Source records:
◆ ◆ ◆ ◆ ◆

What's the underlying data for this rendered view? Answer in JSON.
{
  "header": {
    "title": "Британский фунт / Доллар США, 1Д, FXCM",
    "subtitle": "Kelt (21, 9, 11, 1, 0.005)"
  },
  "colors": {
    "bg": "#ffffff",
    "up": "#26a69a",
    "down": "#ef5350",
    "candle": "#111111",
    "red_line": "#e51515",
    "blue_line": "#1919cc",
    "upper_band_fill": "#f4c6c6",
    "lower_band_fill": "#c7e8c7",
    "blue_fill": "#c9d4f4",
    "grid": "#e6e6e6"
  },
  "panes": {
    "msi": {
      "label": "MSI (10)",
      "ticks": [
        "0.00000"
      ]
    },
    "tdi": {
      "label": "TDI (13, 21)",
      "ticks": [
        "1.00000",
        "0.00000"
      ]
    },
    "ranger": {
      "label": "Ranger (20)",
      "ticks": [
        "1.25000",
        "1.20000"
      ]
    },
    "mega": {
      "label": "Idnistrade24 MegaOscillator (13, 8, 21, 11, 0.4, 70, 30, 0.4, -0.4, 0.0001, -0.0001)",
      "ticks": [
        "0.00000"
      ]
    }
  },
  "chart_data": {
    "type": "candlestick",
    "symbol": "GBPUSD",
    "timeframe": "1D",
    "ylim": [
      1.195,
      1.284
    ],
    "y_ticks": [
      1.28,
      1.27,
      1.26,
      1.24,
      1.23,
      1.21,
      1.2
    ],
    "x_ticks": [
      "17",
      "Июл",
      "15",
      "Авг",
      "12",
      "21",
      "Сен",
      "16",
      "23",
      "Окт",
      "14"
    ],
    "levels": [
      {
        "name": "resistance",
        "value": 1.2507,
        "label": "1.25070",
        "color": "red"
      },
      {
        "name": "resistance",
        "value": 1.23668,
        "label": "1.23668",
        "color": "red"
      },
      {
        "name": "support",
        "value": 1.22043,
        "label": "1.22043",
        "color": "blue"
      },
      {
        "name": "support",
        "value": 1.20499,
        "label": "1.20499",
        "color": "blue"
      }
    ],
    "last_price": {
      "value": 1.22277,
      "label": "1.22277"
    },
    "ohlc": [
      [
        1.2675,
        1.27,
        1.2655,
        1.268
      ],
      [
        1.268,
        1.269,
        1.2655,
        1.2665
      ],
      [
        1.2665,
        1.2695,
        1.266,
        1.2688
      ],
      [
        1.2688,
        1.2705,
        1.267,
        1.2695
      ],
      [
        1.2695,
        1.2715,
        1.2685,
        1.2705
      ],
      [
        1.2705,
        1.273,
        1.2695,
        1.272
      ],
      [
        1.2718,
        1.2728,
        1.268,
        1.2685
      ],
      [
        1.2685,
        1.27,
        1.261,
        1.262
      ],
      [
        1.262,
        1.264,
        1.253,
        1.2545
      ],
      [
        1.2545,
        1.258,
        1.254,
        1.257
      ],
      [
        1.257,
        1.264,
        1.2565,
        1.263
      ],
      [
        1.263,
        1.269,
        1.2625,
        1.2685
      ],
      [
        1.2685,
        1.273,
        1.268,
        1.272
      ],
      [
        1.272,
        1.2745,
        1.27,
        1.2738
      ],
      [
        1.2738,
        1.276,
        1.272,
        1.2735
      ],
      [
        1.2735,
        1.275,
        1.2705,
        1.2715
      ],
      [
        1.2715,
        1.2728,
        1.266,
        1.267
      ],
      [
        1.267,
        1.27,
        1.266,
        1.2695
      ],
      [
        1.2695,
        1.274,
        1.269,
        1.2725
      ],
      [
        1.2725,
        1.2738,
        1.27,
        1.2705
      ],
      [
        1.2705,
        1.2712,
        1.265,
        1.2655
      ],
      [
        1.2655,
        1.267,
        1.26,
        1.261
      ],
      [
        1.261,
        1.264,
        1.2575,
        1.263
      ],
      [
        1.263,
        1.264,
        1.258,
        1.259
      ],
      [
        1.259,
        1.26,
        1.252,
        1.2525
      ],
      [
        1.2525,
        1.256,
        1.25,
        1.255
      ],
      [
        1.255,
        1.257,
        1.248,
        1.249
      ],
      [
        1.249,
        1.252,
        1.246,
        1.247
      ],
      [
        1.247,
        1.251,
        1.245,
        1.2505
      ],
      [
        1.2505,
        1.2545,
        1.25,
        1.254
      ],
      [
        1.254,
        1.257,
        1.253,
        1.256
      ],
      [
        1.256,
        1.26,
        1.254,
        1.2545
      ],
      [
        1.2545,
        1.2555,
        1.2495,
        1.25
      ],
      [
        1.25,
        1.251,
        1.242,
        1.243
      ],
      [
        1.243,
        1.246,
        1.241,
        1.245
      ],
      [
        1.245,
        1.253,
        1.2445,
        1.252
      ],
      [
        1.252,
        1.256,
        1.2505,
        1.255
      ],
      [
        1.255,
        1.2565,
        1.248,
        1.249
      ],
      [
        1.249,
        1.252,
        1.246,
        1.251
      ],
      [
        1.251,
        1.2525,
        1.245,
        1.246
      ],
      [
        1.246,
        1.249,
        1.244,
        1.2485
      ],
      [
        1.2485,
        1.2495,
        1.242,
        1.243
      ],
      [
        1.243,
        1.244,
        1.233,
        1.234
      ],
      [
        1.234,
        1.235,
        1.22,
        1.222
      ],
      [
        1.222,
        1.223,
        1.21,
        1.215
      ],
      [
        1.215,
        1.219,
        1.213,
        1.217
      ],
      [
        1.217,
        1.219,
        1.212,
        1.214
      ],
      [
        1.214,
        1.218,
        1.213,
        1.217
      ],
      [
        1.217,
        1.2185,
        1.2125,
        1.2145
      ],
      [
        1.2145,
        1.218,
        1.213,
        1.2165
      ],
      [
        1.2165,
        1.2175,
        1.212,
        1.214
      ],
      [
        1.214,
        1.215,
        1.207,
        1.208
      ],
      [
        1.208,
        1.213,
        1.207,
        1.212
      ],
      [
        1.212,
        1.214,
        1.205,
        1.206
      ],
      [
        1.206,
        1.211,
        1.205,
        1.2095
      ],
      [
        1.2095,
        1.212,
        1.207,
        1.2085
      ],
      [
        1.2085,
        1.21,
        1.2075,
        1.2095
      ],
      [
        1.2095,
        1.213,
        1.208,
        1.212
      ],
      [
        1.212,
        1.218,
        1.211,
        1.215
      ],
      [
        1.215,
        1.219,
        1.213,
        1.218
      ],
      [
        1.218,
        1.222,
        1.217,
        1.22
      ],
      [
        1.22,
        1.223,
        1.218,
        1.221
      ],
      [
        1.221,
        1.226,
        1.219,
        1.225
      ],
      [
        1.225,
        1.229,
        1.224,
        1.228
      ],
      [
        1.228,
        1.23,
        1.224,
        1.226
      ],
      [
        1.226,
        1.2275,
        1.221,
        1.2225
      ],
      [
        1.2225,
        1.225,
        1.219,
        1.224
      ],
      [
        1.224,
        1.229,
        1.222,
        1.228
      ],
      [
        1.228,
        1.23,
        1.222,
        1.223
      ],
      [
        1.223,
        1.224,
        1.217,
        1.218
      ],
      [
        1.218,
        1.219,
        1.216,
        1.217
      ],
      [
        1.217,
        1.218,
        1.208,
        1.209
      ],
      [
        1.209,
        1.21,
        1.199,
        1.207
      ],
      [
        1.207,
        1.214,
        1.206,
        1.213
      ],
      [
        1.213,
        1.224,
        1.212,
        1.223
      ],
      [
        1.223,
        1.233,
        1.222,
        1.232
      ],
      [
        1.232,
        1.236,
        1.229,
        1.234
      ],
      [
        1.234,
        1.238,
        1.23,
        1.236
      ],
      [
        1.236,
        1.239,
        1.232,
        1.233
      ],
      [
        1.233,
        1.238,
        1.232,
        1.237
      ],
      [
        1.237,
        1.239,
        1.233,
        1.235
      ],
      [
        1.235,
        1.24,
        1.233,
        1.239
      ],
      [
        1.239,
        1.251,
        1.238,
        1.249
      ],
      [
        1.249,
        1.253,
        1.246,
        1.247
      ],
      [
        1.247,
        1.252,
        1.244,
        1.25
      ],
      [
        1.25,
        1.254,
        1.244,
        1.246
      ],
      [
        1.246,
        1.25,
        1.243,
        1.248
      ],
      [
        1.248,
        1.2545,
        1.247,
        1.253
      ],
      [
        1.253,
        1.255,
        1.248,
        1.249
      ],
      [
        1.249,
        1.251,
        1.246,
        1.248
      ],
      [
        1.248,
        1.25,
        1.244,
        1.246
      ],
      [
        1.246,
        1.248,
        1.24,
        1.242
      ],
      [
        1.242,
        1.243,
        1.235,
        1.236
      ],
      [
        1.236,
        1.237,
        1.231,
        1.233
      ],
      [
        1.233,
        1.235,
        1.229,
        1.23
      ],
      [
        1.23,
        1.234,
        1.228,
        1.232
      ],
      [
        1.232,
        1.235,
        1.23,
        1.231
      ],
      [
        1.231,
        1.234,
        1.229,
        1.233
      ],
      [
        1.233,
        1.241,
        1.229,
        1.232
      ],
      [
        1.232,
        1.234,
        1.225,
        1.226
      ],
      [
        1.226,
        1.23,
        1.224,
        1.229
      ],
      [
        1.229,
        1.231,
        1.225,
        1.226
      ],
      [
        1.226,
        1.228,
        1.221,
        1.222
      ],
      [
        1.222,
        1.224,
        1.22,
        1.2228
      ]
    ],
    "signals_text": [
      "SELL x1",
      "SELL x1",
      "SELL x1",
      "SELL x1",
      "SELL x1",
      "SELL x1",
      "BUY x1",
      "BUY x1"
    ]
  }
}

◆ ◆ ◆ ◆ ◆

* **WHAT TO DO**
Looking at the records above, work out how many lines include the string "label". Give the number and nothing else.

* **FINISHED TASK**
9